■ TASK DESCRIPTION ■
Pick up the passage on keeping the transcript reranker separate from the accumulator, and continue it from its final sentence.

───── TEXT FOR ANALYSIS ─────

That gives the model a second chance to compare only the candidates. If it still cannot decide, we keep the top result.

The duplicate sentence was a different bug

One of the early failures looked like reranking but was not. The transcript repeated a full sentence back-to-back. My first instinct was to treat it as a correction problem: maybe the model could notice the duplicate and remove it.

Wrong layer.

A duplicate sentence across adjacent final emissions is an accumulator problem. The recognizer can revise or re-emit text around segment boundaries, and the code that commits plain transcript text has to handle that. Fixing it after the fact with a language model would hide the real bug and risk deleting legitimate repetition.

So the duplicate fix lives in the transcript accumulator, not the reranker. It only applies to plain transcript text, not paths that expose segment timing. Again: preserve structure where structure matters.

That separation paid off immediately. The reranker chooses among alternatives. The accumulator prevents adjacent duplicate sentence commits. Neither has to pretend to be the other.

───── INPUT DATA ─────

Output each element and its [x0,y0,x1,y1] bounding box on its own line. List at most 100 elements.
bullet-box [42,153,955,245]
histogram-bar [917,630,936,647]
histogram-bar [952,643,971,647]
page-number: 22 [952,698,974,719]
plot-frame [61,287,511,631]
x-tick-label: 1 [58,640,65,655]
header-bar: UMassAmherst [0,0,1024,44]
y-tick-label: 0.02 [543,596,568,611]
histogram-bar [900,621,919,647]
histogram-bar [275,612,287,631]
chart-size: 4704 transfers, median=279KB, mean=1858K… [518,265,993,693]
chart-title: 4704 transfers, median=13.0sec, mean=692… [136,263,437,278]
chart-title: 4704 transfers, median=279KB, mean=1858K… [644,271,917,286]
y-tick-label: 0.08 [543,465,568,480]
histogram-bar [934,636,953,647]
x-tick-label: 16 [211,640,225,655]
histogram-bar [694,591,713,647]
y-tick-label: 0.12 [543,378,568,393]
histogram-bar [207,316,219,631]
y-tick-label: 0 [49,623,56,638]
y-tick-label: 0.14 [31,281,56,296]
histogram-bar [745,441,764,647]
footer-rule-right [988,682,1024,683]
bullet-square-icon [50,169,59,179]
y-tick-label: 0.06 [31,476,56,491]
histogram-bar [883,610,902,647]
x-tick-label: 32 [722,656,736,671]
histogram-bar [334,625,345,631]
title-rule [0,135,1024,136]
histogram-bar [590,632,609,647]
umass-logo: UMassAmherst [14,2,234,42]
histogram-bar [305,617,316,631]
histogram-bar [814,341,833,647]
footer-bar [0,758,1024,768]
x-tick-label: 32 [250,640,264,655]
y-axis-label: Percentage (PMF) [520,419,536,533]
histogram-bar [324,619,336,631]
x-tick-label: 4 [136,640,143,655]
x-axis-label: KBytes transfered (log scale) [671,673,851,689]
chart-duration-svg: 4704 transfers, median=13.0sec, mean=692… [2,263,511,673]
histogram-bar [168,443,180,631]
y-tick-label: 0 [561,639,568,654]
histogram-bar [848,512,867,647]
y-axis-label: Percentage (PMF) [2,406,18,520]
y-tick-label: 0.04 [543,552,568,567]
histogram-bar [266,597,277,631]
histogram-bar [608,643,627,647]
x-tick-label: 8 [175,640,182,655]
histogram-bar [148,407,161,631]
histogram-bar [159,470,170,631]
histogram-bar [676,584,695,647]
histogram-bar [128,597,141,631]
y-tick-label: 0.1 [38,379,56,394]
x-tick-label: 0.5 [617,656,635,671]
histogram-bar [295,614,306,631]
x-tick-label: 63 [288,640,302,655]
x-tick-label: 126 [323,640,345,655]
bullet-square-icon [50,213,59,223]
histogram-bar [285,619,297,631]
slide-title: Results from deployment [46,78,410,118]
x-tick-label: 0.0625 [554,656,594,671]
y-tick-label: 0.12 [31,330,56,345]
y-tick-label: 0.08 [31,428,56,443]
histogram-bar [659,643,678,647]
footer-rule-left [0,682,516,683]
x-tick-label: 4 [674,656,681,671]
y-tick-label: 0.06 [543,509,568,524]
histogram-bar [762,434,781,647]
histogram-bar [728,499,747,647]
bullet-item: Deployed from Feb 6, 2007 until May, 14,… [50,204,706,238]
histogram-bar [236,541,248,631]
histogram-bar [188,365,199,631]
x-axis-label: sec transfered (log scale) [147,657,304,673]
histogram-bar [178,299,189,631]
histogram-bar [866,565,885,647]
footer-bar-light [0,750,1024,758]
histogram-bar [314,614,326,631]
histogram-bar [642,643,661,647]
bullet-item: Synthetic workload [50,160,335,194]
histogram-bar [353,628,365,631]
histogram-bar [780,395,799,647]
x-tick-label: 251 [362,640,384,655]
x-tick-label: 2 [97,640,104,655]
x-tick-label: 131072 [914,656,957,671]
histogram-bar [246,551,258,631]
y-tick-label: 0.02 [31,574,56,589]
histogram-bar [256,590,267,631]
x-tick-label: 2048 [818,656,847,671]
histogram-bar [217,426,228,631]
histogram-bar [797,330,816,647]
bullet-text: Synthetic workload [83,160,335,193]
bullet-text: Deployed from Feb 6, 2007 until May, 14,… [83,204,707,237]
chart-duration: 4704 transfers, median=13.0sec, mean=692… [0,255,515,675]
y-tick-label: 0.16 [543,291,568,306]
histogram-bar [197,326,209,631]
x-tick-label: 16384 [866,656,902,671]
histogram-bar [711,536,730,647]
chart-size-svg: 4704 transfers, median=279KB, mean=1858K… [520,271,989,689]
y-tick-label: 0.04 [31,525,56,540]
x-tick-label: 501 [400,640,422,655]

─────

■ WRITTEN REPLY ■
Tests that made me trust the feature

The tests I care about are mostly negative tests. Positive tests prove the happy path. Negative tests protect the boundary.

For example, this should change:

#expect(selected("Villa Villanova", alternatives: ["Villanova"]) == "Villanova")

But this should not:

#expect(selected("New York", alternatives: ["York"]) == "New York")

This should change:

#expect(selected("trek for", alternatives: ["track for"], previousText: "you're off") == "track for")

But this should not:

#expect(selected("trek", alternatives: ["track"], previousText: "Star") == "trek")

Those tests encode the philosophy better than any comment: improve the transcript when the evidence is strong and local; otherwise leave it alone.

What I would not ship

I would not ship an app-specific phrase map for every bad transcript I see during testing. That path feels productive for a day and then turns into a maintenance trap. Today it is one surname. Tomorrow it is a company name. Then a city. Then a technical term that is right in one user's audio and wrong in another's.

I would also avoid a silent "clean transcript" LLM pass unless the UI labels it as a separate generated artifact. A cleaned-up note or summary can be useful. A transcript should stay closer to the audio.

And I would not require user interaction for every ambiguous segment. That may be acceptable in a professional transcription editor, but it is wrong for a capture tool. The app should make conservative automatic decisions and move on.

Production checklist

The checklist I ended up with:

  • Rerank only final transcript segments.
  • Skip reranking when word timestamps or exposed segment timing are requested.
  • Log candidate count, preview, and confidence for every final segment with alternatives.
  • Prefer deterministic local selectors before invoking a language model.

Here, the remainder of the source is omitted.